Extracted records:
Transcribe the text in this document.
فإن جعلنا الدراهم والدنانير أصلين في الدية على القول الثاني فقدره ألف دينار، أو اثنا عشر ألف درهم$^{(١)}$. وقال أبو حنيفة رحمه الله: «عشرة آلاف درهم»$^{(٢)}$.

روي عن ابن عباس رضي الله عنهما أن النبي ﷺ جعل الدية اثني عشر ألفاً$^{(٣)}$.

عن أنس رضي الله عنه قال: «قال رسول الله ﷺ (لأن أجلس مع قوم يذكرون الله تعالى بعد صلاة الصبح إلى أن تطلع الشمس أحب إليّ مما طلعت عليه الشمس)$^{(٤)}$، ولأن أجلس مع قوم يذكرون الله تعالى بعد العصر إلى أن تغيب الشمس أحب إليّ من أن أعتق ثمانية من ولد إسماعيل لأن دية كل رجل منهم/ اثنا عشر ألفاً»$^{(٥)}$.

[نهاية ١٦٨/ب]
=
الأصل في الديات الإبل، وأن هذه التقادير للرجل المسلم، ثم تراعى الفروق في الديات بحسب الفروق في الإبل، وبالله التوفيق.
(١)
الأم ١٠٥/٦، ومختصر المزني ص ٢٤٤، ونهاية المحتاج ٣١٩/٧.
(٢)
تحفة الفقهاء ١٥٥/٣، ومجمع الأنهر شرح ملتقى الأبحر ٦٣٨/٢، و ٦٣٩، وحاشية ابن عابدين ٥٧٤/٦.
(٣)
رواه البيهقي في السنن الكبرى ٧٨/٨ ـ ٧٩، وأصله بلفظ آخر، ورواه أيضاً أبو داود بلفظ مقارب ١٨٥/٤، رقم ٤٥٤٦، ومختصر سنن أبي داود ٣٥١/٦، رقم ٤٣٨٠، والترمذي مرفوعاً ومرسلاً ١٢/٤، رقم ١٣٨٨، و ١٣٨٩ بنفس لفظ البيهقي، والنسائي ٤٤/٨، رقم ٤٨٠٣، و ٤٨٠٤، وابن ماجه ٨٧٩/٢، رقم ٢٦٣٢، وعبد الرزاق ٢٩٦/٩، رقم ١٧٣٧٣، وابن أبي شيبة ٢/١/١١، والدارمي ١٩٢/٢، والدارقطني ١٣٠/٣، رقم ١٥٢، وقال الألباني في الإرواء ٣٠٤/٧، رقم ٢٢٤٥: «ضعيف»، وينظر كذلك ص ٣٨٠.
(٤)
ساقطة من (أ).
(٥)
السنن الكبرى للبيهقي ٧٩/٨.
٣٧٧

• _PROBLEM REQUIREMENTS_: List all lines in the material containing the string "ألفا".

• _ANSWER TO THE TASK_:
روي عن ابن عباس رضي الله عنهما أن النبي ﷺ جعل الدية اثني عشر ألفاً$^{(٣)}$.
عن أنس رضي الله عنه قال: «قال رسول الله ﷺ (لأن أجلس مع قوم يذكرون الله تعالى بعد صلاة الصبح إلى أن تطلع الشمس أحب إليّ مما طلعت عليه الشمس)$^{(٤)}$، ولأن أجلس مع قوم يذكرون الله تعالى بعد العصر إلى أن تغيب الشمس أحب إليّ من أن أعتق ثمانية من ولد إسماعيل لأن دية كل رجل منهم/ اثنا عشر ألفاً»$^{(٥)}$.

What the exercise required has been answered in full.